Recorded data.
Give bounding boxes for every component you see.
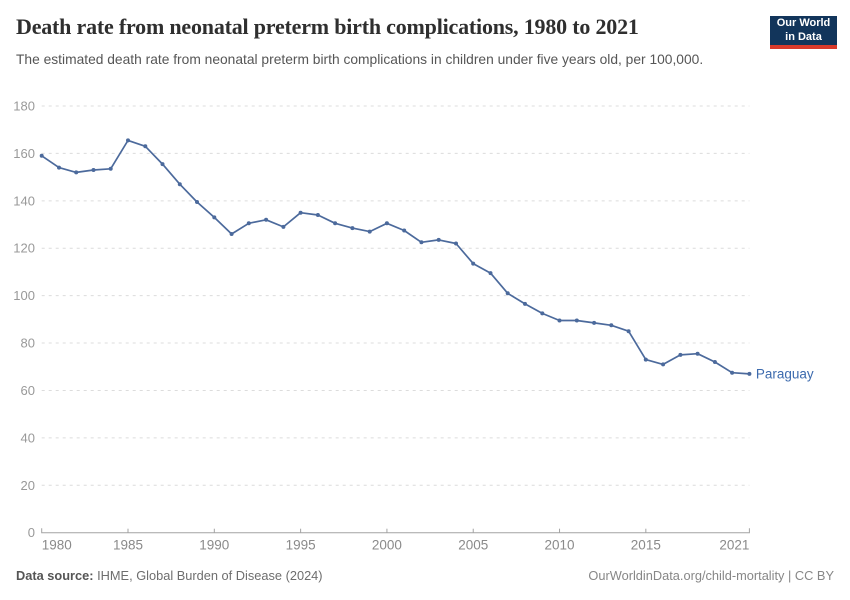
x-axis-tick-label: 1995	[286, 538, 316, 553]
data-point	[333, 221, 338, 226]
data-point	[712, 360, 717, 364]
y-axis-tick-label: 120	[13, 241, 35, 256]
data-point	[384, 221, 389, 226]
x-axis-tick-label: 2005	[458, 538, 488, 553]
data-point	[264, 217, 269, 222]
logo-line1: Our World	[776, 17, 831, 30]
data-point	[91, 168, 96, 172]
x-axis-tick-label: 2000	[372, 538, 402, 553]
chart-subtitle: The estimated death rate from neonatal p…	[16, 52, 704, 67]
data-point	[592, 320, 597, 325]
y-axis-tick-label: 20	[21, 478, 35, 493]
data-point	[436, 237, 441, 242]
page-title: Death rate from neonatal preterm birth c…	[16, 14, 639, 39]
data-point	[626, 329, 631, 334]
data-source: Data source: IHME, Global Burden of Dise…	[16, 568, 323, 583]
data-point	[108, 166, 113, 171]
data-point	[126, 138, 130, 143]
data-point	[678, 352, 683, 357]
data-point	[212, 215, 217, 220]
x-axis-tick-label: 2021	[719, 538, 749, 553]
x-axis-tick-label: 1990	[199, 538, 229, 553]
y-axis-tick-label: 80	[21, 336, 35, 351]
data-point	[39, 153, 44, 158]
data-point	[298, 210, 303, 215]
data-point	[419, 240, 424, 245]
data-point	[661, 362, 666, 367]
data-point	[195, 200, 199, 204]
data-point	[730, 370, 735, 375]
y-axis-tick-label: 60	[21, 383, 35, 398]
data-source-label: Data source:	[16, 568, 94, 583]
owid-logo[interactable]: Our World in Data	[770, 16, 837, 49]
x-axis-tick-label: 1985	[113, 538, 143, 553]
data-point	[643, 357, 648, 362]
logo-line2: in Data	[785, 30, 822, 43]
attribution-link[interactable]: OurWorldinData.org/child-mortality | CC …	[588, 568, 834, 583]
data-point	[695, 351, 700, 356]
data-point	[488, 271, 493, 276]
data-point	[281, 224, 286, 229]
y-axis-tick-label: 40	[21, 430, 35, 445]
data-point	[74, 170, 79, 175]
data-point	[229, 232, 234, 236]
data-point	[747, 371, 752, 376]
data-point	[574, 318, 579, 323]
y-axis-tick-label: 0	[28, 525, 35, 540]
data-point	[540, 311, 545, 316]
y-axis-tick-label: 140	[13, 193, 35, 208]
data-point	[57, 165, 61, 170]
data-point	[454, 241, 458, 246]
x-axis-line	[41, 528, 750, 534]
data-point	[315, 213, 320, 217]
data-point	[505, 291, 510, 296]
data-point	[246, 221, 251, 226]
y-axis-tick-label: 160	[13, 146, 35, 161]
x-axis-tick-label: 2015	[631, 538, 661, 553]
data-point	[160, 162, 165, 167]
data-point	[177, 182, 182, 187]
data-point	[609, 323, 614, 328]
data-point	[143, 144, 148, 149]
data-point	[557, 318, 562, 323]
y-axis-tick-label: 180	[13, 99, 35, 114]
data-point	[471, 261, 476, 266]
y-axis-tick-label: 100	[13, 288, 35, 303]
data-point	[367, 229, 372, 234]
data-point	[350, 226, 355, 231]
data-point	[402, 228, 407, 233]
data-line-paraguay	[40, 139, 751, 375]
x-axis-tick-label: 2010	[545, 538, 575, 553]
data-point	[523, 301, 527, 306]
data-source-value: IHME, Global Burden of Disease (2024)	[93, 568, 323, 583]
series-label-paraguay: Paraguay	[756, 366, 814, 381]
x-axis-tick-label: 1980	[42, 538, 72, 553]
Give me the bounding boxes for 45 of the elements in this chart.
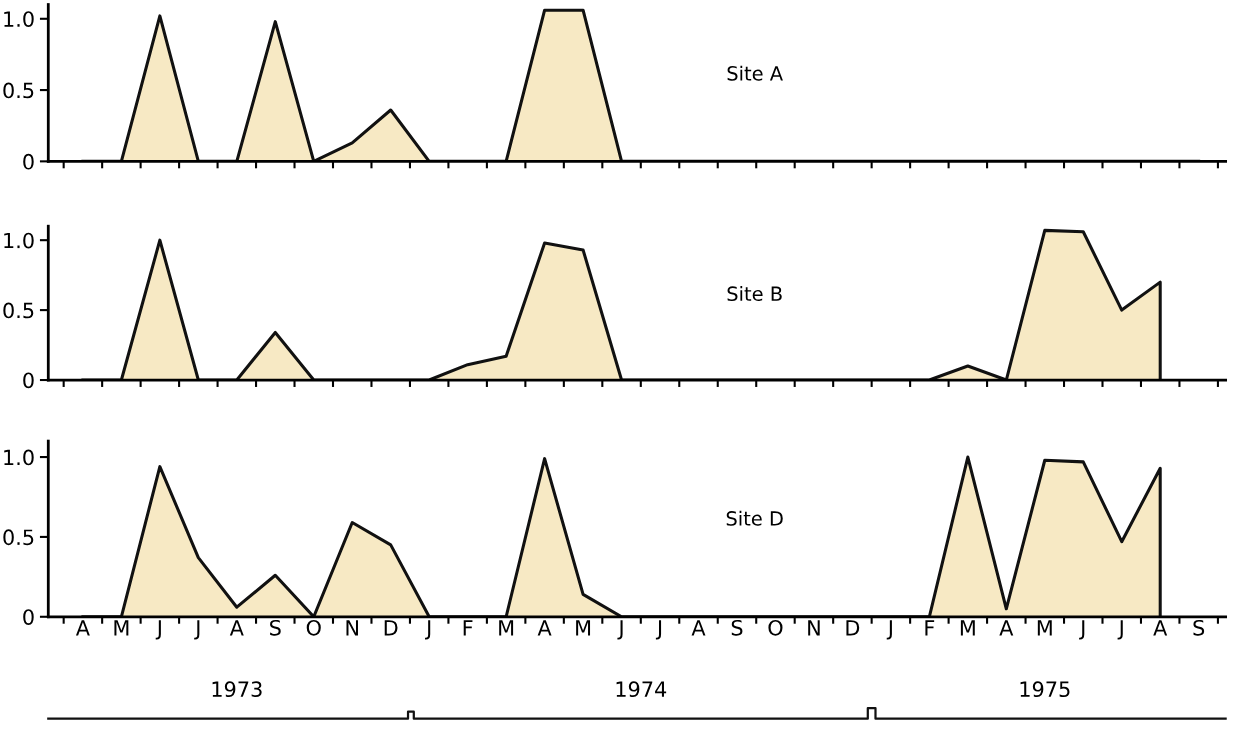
- x-tick-label: J: [655, 620, 662, 640]
- y-tick-label: 0: [23, 609, 34, 625]
- text: Site A: [727, 65, 783, 81]
- text: 1973: [212, 681, 262, 698]
- x-tick-label: S: [270, 619, 281, 636]
- y-tick-label: 1.0: [4, 232, 34, 249]
- x-tick-label: O: [306, 619, 321, 636]
- x-tick-label: A: [999, 620, 1014, 636]
- x-tick-label: A: [229, 620, 244, 636]
- text: Site B: [727, 286, 782, 302]
- x-tick-label: A: [537, 620, 552, 636]
- x-tick-label: J: [155, 620, 161, 640]
- x-tick-label: N: [808, 620, 820, 636]
- x-tick-label: M: [499, 620, 514, 636]
- y-tick-label: 0.5: [3, 529, 34, 546]
- x-tick-label: J: [1117, 620, 1123, 640]
- y-tick-label: 1.0: [4, 449, 34, 466]
- x-tick-label: S: [731, 619, 743, 636]
- x-tick-label: N: [346, 620, 358, 636]
- x-tick-label: J: [425, 620, 431, 640]
- x-tick-label: A: [1153, 620, 1168, 636]
- y-tick-label: 0: [23, 153, 34, 170]
- x-tick-label: M: [114, 620, 129, 636]
- x-tick-label: M: [576, 620, 591, 636]
- y-tick-label: 1.0: [4, 11, 34, 27]
- x-tick-label: M: [960, 620, 975, 636]
- x-tick-label: F: [463, 620, 473, 636]
- text: Site D: [726, 510, 783, 526]
- x-tick-label: F: [925, 620, 935, 636]
- x-tick-label: D: [846, 620, 860, 636]
- x-tick-label: J: [886, 620, 892, 640]
- text: 1975: [1020, 681, 1070, 698]
- x-tick-label: A: [691, 620, 706, 636]
- y-tick-label: 0: [23, 372, 34, 389]
- x-tick-label: M: [1037, 620, 1052, 636]
- text: 1974: [616, 681, 667, 698]
- x-tick-label: D: [384, 620, 398, 636]
- x-tick-label: A: [75, 620, 90, 636]
- x-tick-label: O: [768, 619, 783, 636]
- x-tick-label: J: [1079, 620, 1085, 640]
- y-tick-label: 0.5: [3, 82, 34, 99]
- x-tick-label: J: [617, 620, 623, 640]
- x-tick-label: J: [194, 620, 200, 640]
- y-tick-label: 0.5: [3, 302, 34, 319]
- x-tick-label: S: [1193, 619, 1205, 636]
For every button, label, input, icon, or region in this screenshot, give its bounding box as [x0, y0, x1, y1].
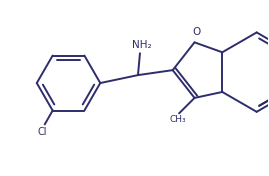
Text: NH₂: NH₂: [132, 40, 152, 50]
Text: CH₃: CH₃: [170, 115, 186, 124]
Text: O: O: [192, 27, 201, 37]
Text: Cl: Cl: [38, 127, 48, 137]
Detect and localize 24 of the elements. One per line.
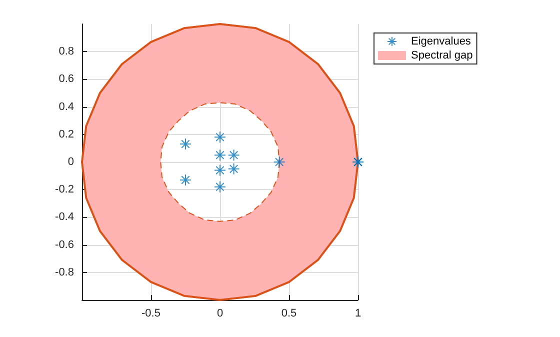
y-tick-label: -0.4 (55, 211, 74, 224)
point (180, 138, 192, 150)
point (214, 180, 226, 193)
y-tick-label: -0.2 (55, 184, 74, 196)
point (214, 164, 226, 176)
x-tick-label: 0.5 (281, 308, 297, 320)
point (214, 131, 226, 144)
x-tick-label: 0 (216, 308, 224, 320)
y-tick-label: -0.6 (55, 238, 74, 251)
y-tick-label: 0.2 (58, 128, 74, 140)
y-tick-label: 0.6 (58, 73, 74, 86)
y-tick-label: 0.4 (58, 100, 74, 113)
point (273, 156, 286, 168)
point (214, 149, 226, 162)
legend-label: Spectral gap (411, 50, 473, 62)
y-tick-label: -0.8 (55, 266, 74, 278)
point (228, 162, 240, 175)
y-tick-label: 0 (68, 156, 74, 168)
legend-label: Eigenvalues (411, 36, 472, 48)
point (180, 174, 192, 186)
x-tick-label: 1 (354, 308, 362, 320)
point (228, 149, 240, 162)
x-tick-label: -0.5 (142, 308, 160, 320)
y-tick-label: 0.8 (58, 46, 74, 58)
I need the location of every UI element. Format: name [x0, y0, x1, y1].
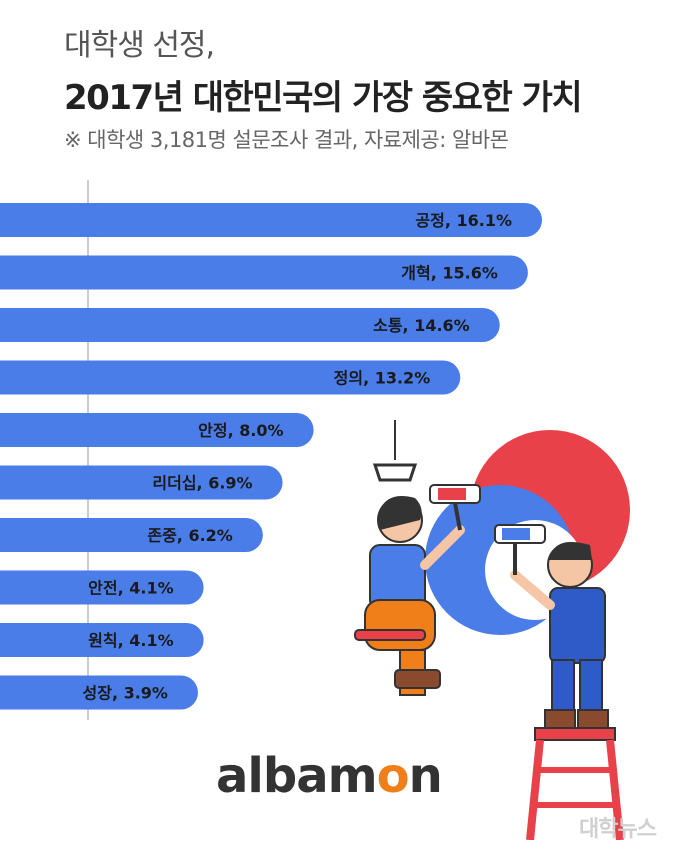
bar-label-4: 안정, 8.0%	[198, 421, 283, 440]
bar-8	[0, 623, 204, 657]
bar-left-edge-6	[0, 518, 34, 552]
bar-0	[0, 203, 543, 237]
bar-label-2: 소통, 14.6%	[373, 316, 470, 335]
title-line1: 대학생 선정,	[64, 28, 215, 63]
bar-left-edge-3	[0, 360, 34, 395]
bar-label-8: 원칙, 4.1%	[88, 631, 173, 650]
watermark: 대학뉴스	[579, 817, 657, 842]
bar-9	[0, 675, 198, 710]
bar-left-edge-4	[0, 413, 34, 447]
bar-label-5: 리더십, 6.9%	[152, 474, 252, 493]
bar-label-3: 정의, 13.2%	[334, 369, 431, 388]
bar-label-6: 존중, 6.2%	[147, 526, 232, 545]
bar-label-1: 개혁, 15.6%	[401, 264, 498, 283]
bar-label-0: 공정, 16.1%	[415, 211, 512, 230]
painter-man-icon	[494, 524, 609, 729]
bar-left-edge-2	[0, 308, 34, 342]
bar-3	[0, 360, 461, 395]
ladder-icon	[526, 727, 624, 840]
paint-roller-icon	[429, 484, 481, 531]
albamon-logo: albamon	[216, 748, 443, 804]
bar-left-edge-8	[0, 623, 34, 657]
bar-7	[0, 570, 204, 605]
bar-left-edge-0	[0, 203, 34, 237]
painter-woman-icon	[354, 496, 465, 696]
bar-5	[0, 465, 283, 500]
bar-4	[0, 413, 314, 447]
bar-left-edge-7	[0, 570, 34, 605]
bar-label-9: 성장, 3.9%	[83, 684, 168, 703]
bar-6	[0, 518, 263, 552]
bar-left-edge-9	[0, 675, 34, 710]
bar-1	[0, 255, 528, 290]
page-title: 2017년 대한민국의 가장 중요한 가치	[64, 78, 583, 118]
bar-label-7: 안전, 4.1%	[88, 579, 173, 598]
bar-left-edge-5	[0, 465, 34, 500]
subtitle: ※ 대학생 3,181명 설문조사 결과, 자료제공: 알바몬	[64, 128, 509, 152]
bar-left-edge-1	[0, 255, 34, 290]
bar-2	[0, 308, 500, 342]
bar-chart: 공정, 16.1% 개혁, 15.6% 소통, 14.6% 정의, 13.2% 안정, …	[0, 180, 543, 720]
painters-illustration	[354, 420, 630, 840]
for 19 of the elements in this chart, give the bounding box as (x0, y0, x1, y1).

Objective. Arrange the lines above as a JSON list of strings, one string per line and with blank lines omitted, starting with the line containing "- x-tick-label: J: [655, 620, 662, 640]" and continuing through the line containing "- x-tick-label: A: [75, 620, 90, 636]", both included.

Answer for this exercise.
[
  "- x-tick-label: J: [655, 620, 662, 640]",
  "- y-tick-label: 0: [23, 609, 34, 625]",
  "- text: Site A: [727, 65, 783, 81]",
  "- text: 1973: [212, 681, 262, 698]",
  "- x-tick-label: S: [270, 619, 281, 636]",
  "- y-tick-label: 1.0: [4, 232, 34, 249]",
  "- x-tick-label: O: [306, 619, 321, 636]",
  "- x-tick-label: A: [999, 620, 1014, 636]",
  "- x-tick-label: A: [229, 620, 244, 636]",
  "- text: Site B: [727, 286, 782, 302]",
  "- x-tick-label: A: [537, 620, 552, 636]",
  "- x-tick-label: J: [155, 620, 161, 640]",
  "- x-tick-label: N: [808, 620, 820, 636]",
  "- x-tick-label: M: [499, 620, 514, 636]",
  "- y-tick-label: 0.5: [3, 529, 34, 546]",
  "- x-tick-label: J: [1117, 620, 1123, 640]",
  "- y-tick-label: 1.0: [4, 449, 34, 466]",
  "- x-tick-label: S: [731, 619, 743, 636]",
  "- x-tick-label: N: [346, 620, 358, 636]",
  "- x-tick-label: J: [425, 620, 431, 640]",
  "- x-tick-label: A: [1153, 620, 1168, 636]",
  "- y-tick-label: 0: [23, 153, 34, 170]",
  "- x-tick-label: M: [114, 620, 129, 636]",
  "- x-tick-label: M: [576, 620, 591, 636]",
  "- y-tick-label: 1.0: [4, 11, 34, 27]",
  "- x-tick-label: M: [960, 620, 975, 636]",
  "- x-tick-label: F: [463, 620, 473, 636]",
  "- text: Site D: [726, 510, 783, 526]",
  "- x-tick-label: F: [925, 620, 935, 636]",
  "- x-tick-label: D: [846, 620, 860, 636]",
  "- x-tick-label: J: [886, 620, 892, 640]",
  "- text: 1975: [1020, 681, 1070, 698]",
  "- x-tick-label: A: [691, 620, 706, 636]",
  "- y-tick-label: 0: [23, 372, 34, 389]",
  "- x-tick-label: M: [1037, 620, 1052, 636]",
  "- text: 1974: [616, 681, 667, 698]",
  "- x-tick-label: D: [384, 620, 398, 636]",
  "- x-tick-label: A: [75, 620, 90, 636]"
]